Les gouvernements africains ont été placés au centre des débats lors de ce forum. En effet, la régulation et la gouvernance de l’Internet ne peuvent se faire sans l’implication active des pouvoirs publics. Les décideurs politiques, ainsi que les entreprises de télécommunications, ont été appelés à mettre en place des cadres de concertation pour rendre l’Internet accessible à tous.
Cyriac Gbogou, vice-président d’AfricTivistes, a souligné que les autorités africaines doivent mieux comprendre les enjeux liés à la pénétration numérique : « Si nos gouvernants réalisent que l’économie numérique peut créer de la valeur, ils investiront dans des infrastructures et pourront négocier des conditions avantageuses avec les grandes entreprises du secteur ». En baissant certaines taxes ou en favorisant l’accès à l’Internet à des coûts réduits, les gouvernements peuvent contribuer à faire de cette technologie un levier de développement pour l’ensemble de la population.
Les attentes des participants à FIFAfrica 2024 étaient grandes. Beaucoup espèrent que des politiques publiques solides seront mises en place pour favoriser un accès plus large et équitable à l’Internet. Dominique Hodieb, consultante en stratégies numériques, a insisté sur l’importance de la collaboration entre gouvernements et grandes entreprises : « Il est nécessaire qu’il y ait des responsables de politiques publiques dans chaque entreprise technologique, travaillant main dans la main avec les gouvernements pour faciliter cet accès et éduquer la population à l’utilisation de l’Internet ».

▶ [Les données]:
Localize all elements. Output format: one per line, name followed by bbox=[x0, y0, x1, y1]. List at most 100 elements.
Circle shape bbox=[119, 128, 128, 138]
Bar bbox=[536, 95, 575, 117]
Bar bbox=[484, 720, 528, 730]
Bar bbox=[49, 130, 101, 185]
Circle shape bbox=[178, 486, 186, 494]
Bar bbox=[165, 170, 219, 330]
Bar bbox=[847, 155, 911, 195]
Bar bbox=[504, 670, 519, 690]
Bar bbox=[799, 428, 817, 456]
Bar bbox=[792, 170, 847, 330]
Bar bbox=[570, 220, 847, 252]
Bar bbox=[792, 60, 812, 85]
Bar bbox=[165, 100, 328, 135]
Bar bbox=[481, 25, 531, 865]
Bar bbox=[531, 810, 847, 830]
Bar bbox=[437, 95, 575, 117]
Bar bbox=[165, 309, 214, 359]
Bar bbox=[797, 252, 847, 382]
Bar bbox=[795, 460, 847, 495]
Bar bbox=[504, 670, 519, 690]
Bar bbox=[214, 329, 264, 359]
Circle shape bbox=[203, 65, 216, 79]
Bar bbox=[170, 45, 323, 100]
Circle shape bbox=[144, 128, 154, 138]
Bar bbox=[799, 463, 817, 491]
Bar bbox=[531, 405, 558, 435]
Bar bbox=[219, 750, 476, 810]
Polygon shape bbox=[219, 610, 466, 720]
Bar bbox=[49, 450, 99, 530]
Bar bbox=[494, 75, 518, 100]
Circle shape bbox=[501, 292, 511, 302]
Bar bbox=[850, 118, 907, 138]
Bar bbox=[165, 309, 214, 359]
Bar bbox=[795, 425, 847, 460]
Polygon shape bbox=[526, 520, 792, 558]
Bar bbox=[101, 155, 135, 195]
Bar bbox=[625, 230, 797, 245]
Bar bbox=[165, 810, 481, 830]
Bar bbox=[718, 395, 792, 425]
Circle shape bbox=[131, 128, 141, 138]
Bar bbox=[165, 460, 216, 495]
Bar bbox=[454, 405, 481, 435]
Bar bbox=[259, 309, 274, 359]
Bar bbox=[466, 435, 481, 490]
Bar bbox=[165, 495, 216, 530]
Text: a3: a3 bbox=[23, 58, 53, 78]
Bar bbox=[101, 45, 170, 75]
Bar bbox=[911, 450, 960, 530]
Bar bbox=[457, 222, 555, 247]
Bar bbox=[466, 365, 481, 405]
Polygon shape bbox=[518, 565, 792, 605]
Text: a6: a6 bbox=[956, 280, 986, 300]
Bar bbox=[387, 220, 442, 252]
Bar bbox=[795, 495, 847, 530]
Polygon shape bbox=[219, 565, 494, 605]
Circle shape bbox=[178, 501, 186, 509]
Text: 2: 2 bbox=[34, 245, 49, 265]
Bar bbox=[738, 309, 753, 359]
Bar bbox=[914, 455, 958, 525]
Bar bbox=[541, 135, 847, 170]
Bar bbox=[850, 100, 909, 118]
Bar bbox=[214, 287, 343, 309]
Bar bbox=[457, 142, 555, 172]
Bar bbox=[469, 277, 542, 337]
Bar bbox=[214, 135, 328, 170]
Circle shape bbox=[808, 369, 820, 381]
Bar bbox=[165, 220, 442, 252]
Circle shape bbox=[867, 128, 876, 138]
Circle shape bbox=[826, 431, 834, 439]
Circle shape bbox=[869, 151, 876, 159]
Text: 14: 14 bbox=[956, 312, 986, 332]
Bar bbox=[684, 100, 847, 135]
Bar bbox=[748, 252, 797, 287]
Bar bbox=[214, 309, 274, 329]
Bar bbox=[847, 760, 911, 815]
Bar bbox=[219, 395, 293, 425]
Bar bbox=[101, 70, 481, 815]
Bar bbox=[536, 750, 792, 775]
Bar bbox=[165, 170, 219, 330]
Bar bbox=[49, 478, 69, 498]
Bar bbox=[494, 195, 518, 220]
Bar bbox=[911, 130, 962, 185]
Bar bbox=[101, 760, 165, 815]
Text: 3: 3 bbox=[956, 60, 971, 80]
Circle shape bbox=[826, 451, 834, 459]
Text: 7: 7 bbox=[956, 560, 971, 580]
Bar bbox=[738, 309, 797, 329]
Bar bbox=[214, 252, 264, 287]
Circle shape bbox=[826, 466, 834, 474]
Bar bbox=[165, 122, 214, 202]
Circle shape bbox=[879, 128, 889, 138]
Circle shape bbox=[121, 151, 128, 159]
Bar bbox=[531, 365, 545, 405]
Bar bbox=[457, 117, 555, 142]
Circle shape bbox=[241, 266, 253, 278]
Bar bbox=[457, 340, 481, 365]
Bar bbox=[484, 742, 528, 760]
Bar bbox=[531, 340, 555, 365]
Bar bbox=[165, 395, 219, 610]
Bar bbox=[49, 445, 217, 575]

▶ [Exercice]: D'après l'extrait à lire, quelle fonction Cyriac Gbogou occupe-t-il ?

▶ [Solution]: Vice-président d'AfricTivistes.